OBJECTIVE: Locate every line below that contains the word "Адмиралтейского" and copy it.

◆ ◆ ◆ ◆ ◆

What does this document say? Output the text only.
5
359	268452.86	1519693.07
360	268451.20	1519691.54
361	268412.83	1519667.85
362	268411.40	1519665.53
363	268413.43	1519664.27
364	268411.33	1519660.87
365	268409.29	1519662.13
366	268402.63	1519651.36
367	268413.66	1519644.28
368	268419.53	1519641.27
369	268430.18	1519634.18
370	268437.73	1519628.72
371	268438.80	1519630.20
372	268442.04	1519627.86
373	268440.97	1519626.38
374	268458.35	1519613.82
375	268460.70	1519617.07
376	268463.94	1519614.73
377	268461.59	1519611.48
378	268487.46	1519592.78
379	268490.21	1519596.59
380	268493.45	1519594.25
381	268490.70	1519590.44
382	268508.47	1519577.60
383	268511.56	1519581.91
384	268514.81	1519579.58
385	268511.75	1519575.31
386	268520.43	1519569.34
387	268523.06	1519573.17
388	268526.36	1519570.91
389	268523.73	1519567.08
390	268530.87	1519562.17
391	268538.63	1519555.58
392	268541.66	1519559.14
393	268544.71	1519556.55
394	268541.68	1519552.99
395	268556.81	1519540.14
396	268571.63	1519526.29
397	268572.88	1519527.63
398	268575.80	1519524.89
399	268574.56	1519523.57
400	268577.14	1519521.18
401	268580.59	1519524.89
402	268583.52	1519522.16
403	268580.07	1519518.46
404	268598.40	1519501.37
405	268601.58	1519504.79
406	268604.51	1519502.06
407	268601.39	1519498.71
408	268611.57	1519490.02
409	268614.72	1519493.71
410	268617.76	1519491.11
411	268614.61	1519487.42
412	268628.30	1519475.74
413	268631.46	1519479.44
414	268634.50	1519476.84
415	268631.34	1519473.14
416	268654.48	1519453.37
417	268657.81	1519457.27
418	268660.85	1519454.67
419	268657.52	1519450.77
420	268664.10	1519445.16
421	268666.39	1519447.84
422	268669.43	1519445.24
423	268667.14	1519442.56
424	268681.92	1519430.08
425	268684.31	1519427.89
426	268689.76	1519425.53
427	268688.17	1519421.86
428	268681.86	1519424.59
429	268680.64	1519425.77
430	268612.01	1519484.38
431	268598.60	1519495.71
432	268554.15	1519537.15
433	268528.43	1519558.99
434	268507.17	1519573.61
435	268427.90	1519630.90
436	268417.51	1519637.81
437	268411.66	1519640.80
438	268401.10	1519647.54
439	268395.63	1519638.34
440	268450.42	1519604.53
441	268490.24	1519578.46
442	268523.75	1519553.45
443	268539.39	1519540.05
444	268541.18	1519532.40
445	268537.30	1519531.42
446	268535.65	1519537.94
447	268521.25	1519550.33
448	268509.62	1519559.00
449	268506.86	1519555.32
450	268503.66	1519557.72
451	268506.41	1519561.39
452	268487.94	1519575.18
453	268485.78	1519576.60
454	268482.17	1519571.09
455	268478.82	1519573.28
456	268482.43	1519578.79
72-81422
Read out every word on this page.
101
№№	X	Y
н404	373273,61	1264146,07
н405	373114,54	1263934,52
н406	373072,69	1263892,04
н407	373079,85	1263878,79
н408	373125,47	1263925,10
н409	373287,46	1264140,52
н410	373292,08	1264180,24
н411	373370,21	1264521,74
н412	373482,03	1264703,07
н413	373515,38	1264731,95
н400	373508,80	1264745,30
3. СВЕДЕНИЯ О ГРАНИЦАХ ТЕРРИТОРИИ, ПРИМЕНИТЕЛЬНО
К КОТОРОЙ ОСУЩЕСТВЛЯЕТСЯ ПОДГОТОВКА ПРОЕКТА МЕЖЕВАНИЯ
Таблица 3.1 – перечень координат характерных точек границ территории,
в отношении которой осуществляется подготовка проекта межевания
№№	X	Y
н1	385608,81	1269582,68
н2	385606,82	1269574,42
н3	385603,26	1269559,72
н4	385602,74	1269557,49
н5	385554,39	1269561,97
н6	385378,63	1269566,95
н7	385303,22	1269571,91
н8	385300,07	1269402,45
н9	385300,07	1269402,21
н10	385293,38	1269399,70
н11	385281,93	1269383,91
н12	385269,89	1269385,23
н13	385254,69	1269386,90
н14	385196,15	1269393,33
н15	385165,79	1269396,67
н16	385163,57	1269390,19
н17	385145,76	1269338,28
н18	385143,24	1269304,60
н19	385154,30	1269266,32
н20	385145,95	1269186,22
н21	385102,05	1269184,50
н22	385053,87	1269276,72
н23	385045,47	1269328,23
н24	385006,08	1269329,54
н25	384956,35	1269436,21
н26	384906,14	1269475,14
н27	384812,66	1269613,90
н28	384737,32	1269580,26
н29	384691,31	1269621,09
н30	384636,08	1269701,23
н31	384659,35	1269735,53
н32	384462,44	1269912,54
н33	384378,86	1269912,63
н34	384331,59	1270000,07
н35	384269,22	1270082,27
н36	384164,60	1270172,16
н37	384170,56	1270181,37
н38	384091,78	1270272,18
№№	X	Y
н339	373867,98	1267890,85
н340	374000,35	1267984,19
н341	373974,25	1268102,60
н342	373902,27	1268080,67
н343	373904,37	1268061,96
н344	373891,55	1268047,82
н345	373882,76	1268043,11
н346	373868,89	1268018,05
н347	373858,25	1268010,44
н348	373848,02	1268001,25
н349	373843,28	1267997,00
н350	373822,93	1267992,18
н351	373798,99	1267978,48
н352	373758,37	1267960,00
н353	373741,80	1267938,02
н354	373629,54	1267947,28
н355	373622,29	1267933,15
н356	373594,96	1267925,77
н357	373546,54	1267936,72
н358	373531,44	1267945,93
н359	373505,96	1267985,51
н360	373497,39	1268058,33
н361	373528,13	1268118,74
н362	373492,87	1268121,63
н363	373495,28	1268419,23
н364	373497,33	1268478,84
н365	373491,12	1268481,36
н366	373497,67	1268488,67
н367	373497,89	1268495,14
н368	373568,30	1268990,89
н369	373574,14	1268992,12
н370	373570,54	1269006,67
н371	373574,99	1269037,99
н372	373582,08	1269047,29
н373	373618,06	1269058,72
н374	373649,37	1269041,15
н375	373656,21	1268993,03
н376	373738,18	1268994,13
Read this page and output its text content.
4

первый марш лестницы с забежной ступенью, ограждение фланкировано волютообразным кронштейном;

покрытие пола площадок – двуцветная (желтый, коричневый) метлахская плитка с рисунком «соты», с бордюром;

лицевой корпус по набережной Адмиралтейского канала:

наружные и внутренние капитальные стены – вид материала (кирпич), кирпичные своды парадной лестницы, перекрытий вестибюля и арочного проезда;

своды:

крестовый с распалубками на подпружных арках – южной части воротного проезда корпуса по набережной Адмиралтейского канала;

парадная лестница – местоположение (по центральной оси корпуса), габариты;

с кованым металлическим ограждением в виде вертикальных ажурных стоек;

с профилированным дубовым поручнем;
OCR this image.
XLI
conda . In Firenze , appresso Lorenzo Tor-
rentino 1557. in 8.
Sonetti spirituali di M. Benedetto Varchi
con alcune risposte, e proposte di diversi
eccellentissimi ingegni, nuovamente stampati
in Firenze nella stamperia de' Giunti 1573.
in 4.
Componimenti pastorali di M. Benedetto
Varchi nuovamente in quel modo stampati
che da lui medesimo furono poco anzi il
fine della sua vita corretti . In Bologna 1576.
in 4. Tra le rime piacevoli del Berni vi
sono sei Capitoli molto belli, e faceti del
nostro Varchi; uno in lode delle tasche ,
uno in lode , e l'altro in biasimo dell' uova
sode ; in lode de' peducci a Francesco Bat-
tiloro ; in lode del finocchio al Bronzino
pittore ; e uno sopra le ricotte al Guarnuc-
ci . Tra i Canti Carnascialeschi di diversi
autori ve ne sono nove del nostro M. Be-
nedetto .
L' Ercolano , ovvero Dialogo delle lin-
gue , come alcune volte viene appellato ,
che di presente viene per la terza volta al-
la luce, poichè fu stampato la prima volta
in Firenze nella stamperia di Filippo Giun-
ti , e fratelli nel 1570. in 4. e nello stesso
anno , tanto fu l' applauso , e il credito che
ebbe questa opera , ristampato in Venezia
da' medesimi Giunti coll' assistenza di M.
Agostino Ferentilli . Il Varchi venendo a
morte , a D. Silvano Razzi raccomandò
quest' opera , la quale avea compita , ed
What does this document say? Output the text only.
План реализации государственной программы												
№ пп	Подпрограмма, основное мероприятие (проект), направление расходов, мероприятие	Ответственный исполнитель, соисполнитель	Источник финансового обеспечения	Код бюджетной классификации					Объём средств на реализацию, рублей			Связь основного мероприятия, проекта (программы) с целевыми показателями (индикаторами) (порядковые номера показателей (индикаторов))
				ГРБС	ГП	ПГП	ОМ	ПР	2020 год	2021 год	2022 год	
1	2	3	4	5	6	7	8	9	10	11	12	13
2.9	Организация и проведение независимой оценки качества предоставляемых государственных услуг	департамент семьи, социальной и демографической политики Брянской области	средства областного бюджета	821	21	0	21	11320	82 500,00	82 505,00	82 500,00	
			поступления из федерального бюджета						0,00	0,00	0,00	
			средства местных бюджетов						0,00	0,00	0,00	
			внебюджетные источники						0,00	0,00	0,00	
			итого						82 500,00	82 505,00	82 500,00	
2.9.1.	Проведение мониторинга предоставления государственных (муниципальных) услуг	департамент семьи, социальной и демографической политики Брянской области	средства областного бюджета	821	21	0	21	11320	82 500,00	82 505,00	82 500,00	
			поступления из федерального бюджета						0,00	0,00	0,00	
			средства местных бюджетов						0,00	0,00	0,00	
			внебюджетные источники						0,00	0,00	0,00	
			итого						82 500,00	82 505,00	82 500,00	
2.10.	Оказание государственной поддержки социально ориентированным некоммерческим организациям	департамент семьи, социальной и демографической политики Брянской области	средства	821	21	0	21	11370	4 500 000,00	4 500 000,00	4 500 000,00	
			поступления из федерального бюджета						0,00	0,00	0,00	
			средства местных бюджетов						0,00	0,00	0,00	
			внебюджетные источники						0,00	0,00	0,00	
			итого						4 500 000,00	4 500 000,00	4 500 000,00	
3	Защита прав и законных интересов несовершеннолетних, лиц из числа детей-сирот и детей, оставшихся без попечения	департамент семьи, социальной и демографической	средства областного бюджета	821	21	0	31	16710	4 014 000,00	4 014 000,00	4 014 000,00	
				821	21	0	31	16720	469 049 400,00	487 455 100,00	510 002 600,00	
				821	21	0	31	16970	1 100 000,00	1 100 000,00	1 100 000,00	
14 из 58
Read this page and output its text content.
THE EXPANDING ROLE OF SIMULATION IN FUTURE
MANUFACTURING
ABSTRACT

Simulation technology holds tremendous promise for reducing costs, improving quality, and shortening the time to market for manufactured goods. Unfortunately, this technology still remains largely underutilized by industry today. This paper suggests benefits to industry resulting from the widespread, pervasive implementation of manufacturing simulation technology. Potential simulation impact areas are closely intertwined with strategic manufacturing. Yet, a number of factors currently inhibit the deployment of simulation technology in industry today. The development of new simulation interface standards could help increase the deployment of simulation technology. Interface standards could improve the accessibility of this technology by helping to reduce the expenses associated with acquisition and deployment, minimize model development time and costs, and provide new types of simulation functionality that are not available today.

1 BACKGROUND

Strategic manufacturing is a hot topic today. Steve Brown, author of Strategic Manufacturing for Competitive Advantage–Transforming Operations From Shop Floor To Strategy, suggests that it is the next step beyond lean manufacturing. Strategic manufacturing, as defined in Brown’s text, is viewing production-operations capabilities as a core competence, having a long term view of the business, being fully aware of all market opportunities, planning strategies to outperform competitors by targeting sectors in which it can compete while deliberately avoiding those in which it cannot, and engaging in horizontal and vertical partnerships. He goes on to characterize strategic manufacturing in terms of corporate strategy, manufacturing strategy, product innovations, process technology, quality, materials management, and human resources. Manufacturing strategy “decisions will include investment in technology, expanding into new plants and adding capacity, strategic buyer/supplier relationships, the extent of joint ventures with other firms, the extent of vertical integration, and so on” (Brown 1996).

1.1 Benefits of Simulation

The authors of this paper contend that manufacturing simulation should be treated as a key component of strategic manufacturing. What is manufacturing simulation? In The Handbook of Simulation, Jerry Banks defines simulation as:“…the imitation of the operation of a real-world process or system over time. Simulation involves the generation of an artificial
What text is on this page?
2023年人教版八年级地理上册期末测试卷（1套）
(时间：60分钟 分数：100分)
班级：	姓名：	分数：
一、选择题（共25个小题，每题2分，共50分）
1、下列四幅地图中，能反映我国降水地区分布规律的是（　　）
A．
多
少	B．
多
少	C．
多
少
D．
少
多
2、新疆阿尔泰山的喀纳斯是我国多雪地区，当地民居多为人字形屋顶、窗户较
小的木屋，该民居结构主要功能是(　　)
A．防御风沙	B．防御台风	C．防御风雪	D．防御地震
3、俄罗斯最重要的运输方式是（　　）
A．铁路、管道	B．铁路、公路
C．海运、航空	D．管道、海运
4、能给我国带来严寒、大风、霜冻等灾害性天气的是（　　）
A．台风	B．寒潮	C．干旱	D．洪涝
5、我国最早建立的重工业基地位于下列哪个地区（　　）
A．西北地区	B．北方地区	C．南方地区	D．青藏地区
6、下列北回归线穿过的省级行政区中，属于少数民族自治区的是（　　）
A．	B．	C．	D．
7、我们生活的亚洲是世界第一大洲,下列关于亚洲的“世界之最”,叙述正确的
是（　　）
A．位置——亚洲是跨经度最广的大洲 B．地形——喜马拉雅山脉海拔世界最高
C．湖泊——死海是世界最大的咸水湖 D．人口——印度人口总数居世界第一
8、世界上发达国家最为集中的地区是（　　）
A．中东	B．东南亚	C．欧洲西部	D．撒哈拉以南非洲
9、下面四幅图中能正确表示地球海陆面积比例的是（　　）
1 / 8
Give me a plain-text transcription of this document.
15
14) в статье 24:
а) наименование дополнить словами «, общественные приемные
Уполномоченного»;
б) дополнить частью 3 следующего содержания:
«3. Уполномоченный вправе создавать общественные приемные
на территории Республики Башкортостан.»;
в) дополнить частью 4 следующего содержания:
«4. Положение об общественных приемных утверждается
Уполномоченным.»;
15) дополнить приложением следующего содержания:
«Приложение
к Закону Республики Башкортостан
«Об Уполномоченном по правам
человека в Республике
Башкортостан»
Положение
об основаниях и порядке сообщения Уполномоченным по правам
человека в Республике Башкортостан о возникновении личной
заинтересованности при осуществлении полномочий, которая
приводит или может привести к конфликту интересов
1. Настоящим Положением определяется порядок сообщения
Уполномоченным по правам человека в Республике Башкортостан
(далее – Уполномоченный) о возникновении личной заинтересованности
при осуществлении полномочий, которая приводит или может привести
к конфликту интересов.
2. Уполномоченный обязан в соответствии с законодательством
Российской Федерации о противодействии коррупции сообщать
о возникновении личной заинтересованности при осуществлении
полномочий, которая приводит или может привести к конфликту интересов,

◆ ◆ ◆ ◆ ◆

REPLY TO THE EXERCISE:
лицевой корпус по набережной Адмиралтейского канала:
крестовый с распалубками на подпружных арках – южной части воротного проезда корпуса по набережной Адмиралтейского канала;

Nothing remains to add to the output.